Rewrite the entries from the start through the line containing "x-tick-label: 104 [666,855,678,862]", both ends included, changing "y-tick-label" to "y-axis-label" and leaving everything else the same.

________________________________________

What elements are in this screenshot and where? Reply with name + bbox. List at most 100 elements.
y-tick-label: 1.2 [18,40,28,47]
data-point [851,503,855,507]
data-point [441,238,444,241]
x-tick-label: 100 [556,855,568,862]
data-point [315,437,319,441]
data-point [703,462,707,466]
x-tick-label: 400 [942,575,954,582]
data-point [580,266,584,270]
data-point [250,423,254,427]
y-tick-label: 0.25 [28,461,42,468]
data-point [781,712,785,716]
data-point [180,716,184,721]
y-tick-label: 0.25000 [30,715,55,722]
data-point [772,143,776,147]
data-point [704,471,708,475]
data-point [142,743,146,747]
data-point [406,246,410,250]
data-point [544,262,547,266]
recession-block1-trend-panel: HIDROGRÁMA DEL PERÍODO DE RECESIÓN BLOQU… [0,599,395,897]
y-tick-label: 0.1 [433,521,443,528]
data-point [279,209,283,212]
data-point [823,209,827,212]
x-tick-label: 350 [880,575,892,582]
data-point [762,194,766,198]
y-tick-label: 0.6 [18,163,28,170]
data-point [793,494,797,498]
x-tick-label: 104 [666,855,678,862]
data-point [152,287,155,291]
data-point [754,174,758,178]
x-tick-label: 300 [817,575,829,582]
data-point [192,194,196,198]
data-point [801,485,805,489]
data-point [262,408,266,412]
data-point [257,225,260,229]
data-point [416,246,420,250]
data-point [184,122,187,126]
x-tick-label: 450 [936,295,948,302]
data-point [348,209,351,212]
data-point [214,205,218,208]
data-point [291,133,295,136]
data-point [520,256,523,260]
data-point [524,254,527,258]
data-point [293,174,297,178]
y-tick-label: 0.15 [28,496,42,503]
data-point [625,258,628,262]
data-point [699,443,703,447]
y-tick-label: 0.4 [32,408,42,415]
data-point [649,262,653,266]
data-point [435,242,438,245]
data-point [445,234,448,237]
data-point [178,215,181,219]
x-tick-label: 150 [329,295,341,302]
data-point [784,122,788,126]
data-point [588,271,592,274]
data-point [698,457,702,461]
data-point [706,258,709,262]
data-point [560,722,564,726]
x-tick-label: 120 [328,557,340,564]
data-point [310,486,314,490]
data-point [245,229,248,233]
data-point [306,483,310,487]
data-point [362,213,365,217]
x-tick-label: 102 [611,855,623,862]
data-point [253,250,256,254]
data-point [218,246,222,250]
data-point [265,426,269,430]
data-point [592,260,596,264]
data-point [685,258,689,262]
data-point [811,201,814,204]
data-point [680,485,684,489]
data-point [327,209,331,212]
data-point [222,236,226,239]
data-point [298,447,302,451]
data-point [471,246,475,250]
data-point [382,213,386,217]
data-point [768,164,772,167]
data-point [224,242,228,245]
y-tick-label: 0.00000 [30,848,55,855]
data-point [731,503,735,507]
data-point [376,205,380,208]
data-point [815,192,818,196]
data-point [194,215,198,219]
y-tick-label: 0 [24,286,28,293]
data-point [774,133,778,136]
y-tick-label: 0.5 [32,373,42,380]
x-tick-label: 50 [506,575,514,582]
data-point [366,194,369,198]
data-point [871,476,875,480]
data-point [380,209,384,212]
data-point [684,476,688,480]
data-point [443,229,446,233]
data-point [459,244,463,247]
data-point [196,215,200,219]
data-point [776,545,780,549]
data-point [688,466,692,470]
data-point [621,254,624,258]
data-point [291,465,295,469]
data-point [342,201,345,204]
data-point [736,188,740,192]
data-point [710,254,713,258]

________________________________________

* _Reply to the task_
What elements are in this screenshot and where? Reply with name + bbox. List at most 100 elements.
y-axis-label: 1.2 [18,40,28,47]
data-point [851,503,855,507]
data-point [441,238,444,241]
x-tick-label: 100 [556,855,568,862]
data-point [315,437,319,441]
data-point [703,462,707,466]
x-tick-label: 400 [942,575,954,582]
data-point [580,266,584,270]
data-point [250,423,254,427]
y-axis-label: 0.25 [28,461,42,468]
data-point [781,712,785,716]
data-point [180,716,184,721]
y-axis-label: 0.25000 [30,715,55,722]
data-point [772,143,776,147]
data-point [704,471,708,475]
data-point [142,743,146,747]
data-point [406,246,410,250]
data-point [544,262,547,266]
recession-block1-trend-panel: HIDROGRÁMA DEL PERÍODO DE RECESIÓN BLOQU… [0,599,395,897]
y-axis-label: 0.1 [433,521,443,528]
data-point [279,209,283,212]
data-point [823,209,827,212]
x-tick-label: 350 [880,575,892,582]
data-point [762,194,766,198]
y-axis-label: 0.6 [18,163,28,170]
data-point [793,494,797,498]
x-tick-label: 104 [666,855,678,862]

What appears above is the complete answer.